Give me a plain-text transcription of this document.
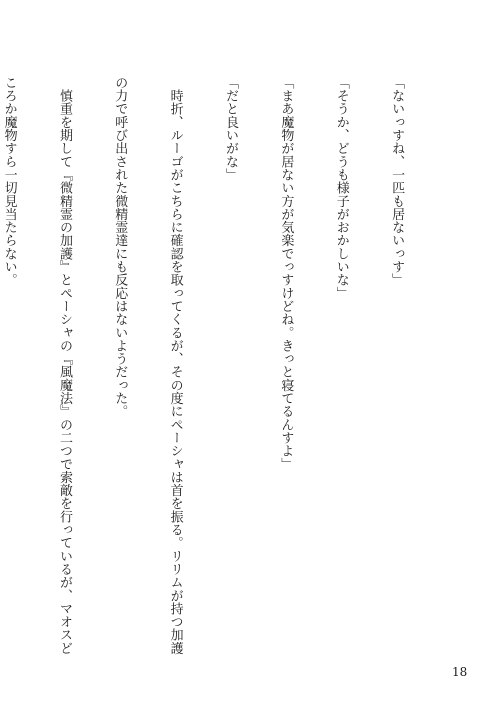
「ないっすね、一匹も居ないっす」

「そうか、どうも様子がおかしいな」

「まあ魔物が居ない方が気楽でっすけどね。きっと寝てるんすよ」

「だと良いがな」

　時折、ルーゴがこちらに確認を取ってくるが、その度にペーシャは首を振る。リリムが持つ加護

の力で呼び出された微精霊達にも反応はないようだった。

　慎重を期して『微精霊の加護』とペーシャの『風魔法』の二つで索敵を行っているが、マオスど

ころか魔物すら一切見当たらない。

18
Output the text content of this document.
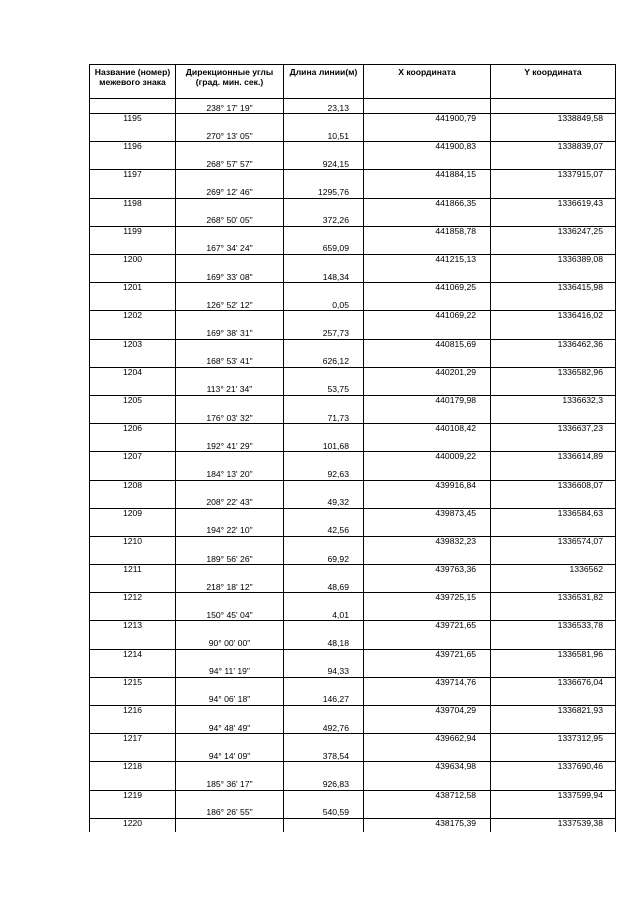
Название (номер) межевого знака	Дирекционные углы (град. мин. сек.)	Длина линии(м)	X координата	Y координата
	238° 17' 19"	23,13		
1195			441900,79	1338849,58
	270° 13' 05"	10,51		
1196			441900,83	1338839,07
	268° 57' 57"	924,15		
1197			441884,15	1337915,07
	269° 12' 46"	1295,76		
1198			441866,35	1336619,43
	268° 50' 05"	372,26		
1199			441858,78	1336247,25
	167° 34' 24"	659,09		
1200			441215,13	1336389,08
	169° 33' 08"	148,34		
1201			441069,25	1336415,98
	126° 52' 12"	0,05		
1202			441069,22	1336416,02
	169° 38' 31"	257,73		
1203			440815,69	1336462,36
	168° 53' 41"	626,12		
1204			440201,29	1336582,96
	113° 21' 34"	53,75		
1205			440179,98	1336632,3
	176° 03' 32"	71,73		
1206			440108,42	1336637,23
	192° 41' 29"	101,68		
1207			440009,22	1336614,89
	184° 13' 20"	92,63		
1208			439916,84	1336608,07
	208° 22' 43"	49,32		
1209			439873,45	1336584,63
	194° 22' 10"	42,56		
1210			439832,23	1336574,07
	189° 56' 26"	69,92		
1211			439763,36	1336562
	218° 18' 12"	48,69		
1212			439725,15	1336531,82
	150° 45' 04"	4,01		
1213			439721,65	1336533,78
	90° 00' 00"	48,18		
1214			439721,65	1336581,96
	94° 11' 19"	94,33		
1215			439714,76	1336676,04
	94° 06' 18"	146,27		
1216			439704,29	1336821,93
	94° 48' 49"	492,76		
1217			439662,94	1337312,95
	94° 14' 09"	378,54		
1218			439634,98	1337690,46
	185° 36' 17"	926,83		
1219			438712,58	1337599,94
	186° 26' 55"	540,59		
1220			438175,39	1337539,38
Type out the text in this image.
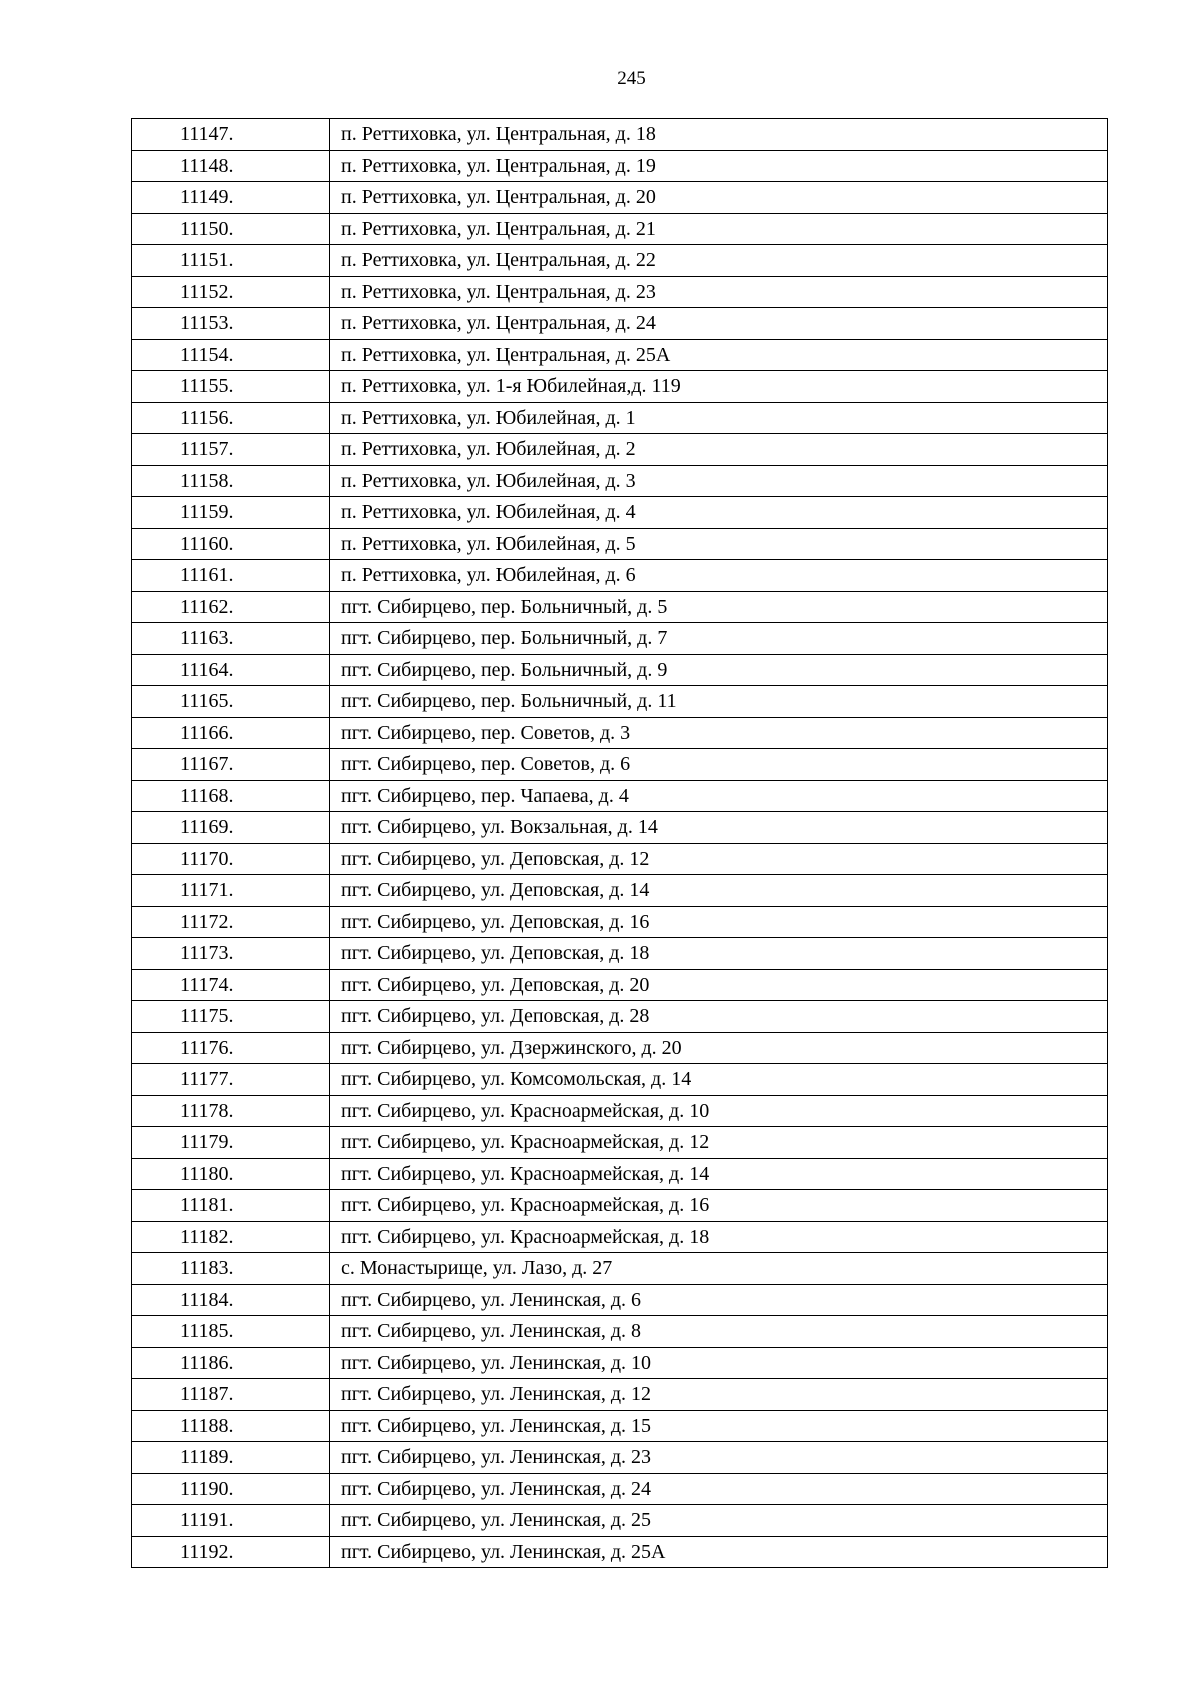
245
11147.	п. Реттиховка, ул. Центральная, д. 18
11148.	п. Реттиховка, ул. Центральная, д. 19
11149.	п. Реттиховка, ул. Центральная, д. 20
11150.	п. Реттиховка, ул. Центральная, д. 21
11151.	п. Реттиховка, ул. Центральная, д. 22
11152.	п. Реттиховка, ул. Центральная, д. 23
11153.	п. Реттиховка, ул. Центральная, д. 24
11154.	п. Реттиховка, ул. Центральная, д. 25А
11155.	п. Реттиховка, ул. 1-я Юбилейная,д. 119
11156.	п. Реттиховка, ул. Юбилейная, д. 1
11157.	п. Реттиховка, ул. Юбилейная, д. 2
11158.	п. Реттиховка, ул. Юбилейная, д. 3
11159.	п. Реттиховка, ул. Юбилейная, д. 4
11160.	п. Реттиховка, ул. Юбилейная, д. 5
11161.	п. Реттиховка, ул. Юбилейная, д. 6
11162.	пгт. Сибирцево, пер. Больничный, д. 5
11163.	пгт. Сибирцево, пер. Больничный, д. 7
11164.	пгт. Сибирцево, пер. Больничный, д. 9
11165.	пгт. Сибирцево, пер. Больничный, д. 11
11166.	пгт. Сибирцево, пер. Советов, д. 3
11167.	пгт. Сибирцево, пер. Советов, д. 6
11168.	пгт. Сибирцево, пер. Чапаева, д. 4
11169.	пгт. Сибирцево, ул. Вокзальная, д. 14
11170.	пгт. Сибирцево, ул. Деповская, д. 12
11171.	пгт. Сибирцево, ул. Деповская, д. 14
11172.	пгт. Сибирцево, ул. Деповская, д. 16
11173.	пгт. Сибирцево, ул. Деповская, д. 18
11174.	пгт. Сибирцево, ул. Деповская, д. 20
11175.	пгт. Сибирцево, ул. Деповская, д. 28
11176.	пгт. Сибирцево, ул. Дзержинского, д. 20
11177.	пгт. Сибирцево, ул. Комсомольская, д. 14
11178.	пгт. Сибирцево, ул. Красноармейская, д. 10
11179.	пгт. Сибирцево, ул. Красноармейская, д. 12
11180.	пгт. Сибирцево, ул. Красноармейская, д. 14
11181.	пгт. Сибирцево, ул. Красноармейская, д. 16
11182.	пгт. Сибирцево, ул. Красноармейская, д. 18
11183.	с. Монастырище, ул. Лазо, д. 27
11184.	пгт. Сибирцево, ул. Ленинская, д. 6
11185.	пгт. Сибирцево, ул. Ленинская, д. 8
11186.	пгт. Сибирцево, ул. Ленинская, д. 10
11187.	пгт. Сибирцево, ул. Ленинская, д. 12
11188.	пгт. Сибирцево, ул. Ленинская, д. 15
11189.	пгт. Сибирцево, ул. Ленинская, д. 23
11190.	пгт. Сибирцево, ул. Ленинская, д. 24
11191.	пгт. Сибирцево, ул. Ленинская, д. 25
11192.	пгт. Сибирцево, ул. Ленинская, д. 25А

★ ★ ★

Exercise aim ▸
Identify and copy lines that hold the string "Деповская".

Full answer ▸
11170.	пгт. Сибирцево, ул. Деповская, д. 12
11171.	пгт. Сибирцево, ул. Деповская, д. 14
11172.	пгт. Сибирцево, ул. Деповская, д. 16
11173.	пгт. Сибирцево, ул. Деповская, д. 18
11174.	пгт. Сибирцево, ул. Деповская, д. 20
11175.	пгт. Сибирцево, ул. Деповская, д. 28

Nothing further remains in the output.